>> START Entries provided

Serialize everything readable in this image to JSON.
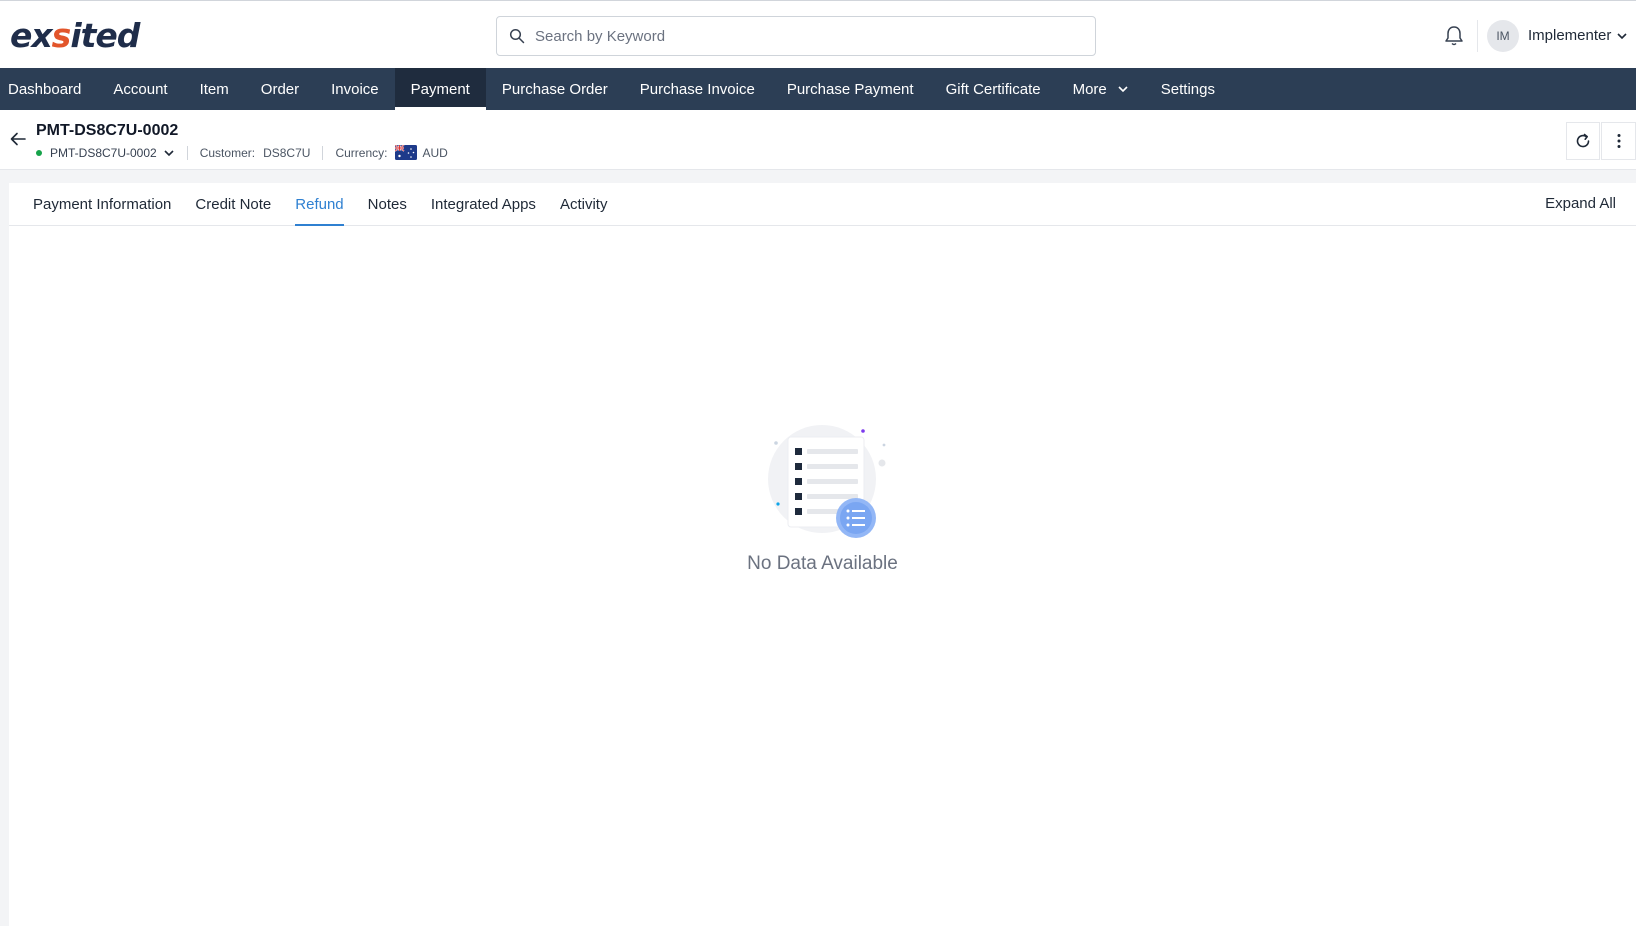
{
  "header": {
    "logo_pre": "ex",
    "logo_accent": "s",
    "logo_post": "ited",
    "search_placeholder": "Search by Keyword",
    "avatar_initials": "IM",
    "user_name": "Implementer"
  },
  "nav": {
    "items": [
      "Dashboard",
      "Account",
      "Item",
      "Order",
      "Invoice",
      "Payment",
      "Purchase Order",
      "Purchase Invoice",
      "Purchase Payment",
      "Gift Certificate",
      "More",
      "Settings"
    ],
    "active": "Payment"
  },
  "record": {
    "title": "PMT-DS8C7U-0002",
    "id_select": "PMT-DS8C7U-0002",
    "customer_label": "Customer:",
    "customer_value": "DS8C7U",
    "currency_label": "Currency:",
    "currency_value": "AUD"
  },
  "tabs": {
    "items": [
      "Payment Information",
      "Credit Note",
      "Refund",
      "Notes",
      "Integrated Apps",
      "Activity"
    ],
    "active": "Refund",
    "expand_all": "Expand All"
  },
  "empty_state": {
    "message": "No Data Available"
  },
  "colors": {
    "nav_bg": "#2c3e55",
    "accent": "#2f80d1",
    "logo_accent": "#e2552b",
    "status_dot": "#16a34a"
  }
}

>> END Entries provided

• What you have to do: Filter for "Purchase". Return all lines that hold it.

• Written response:
      "Purchase Order",
      "Purchase Invoice",
      "Purchase Payment",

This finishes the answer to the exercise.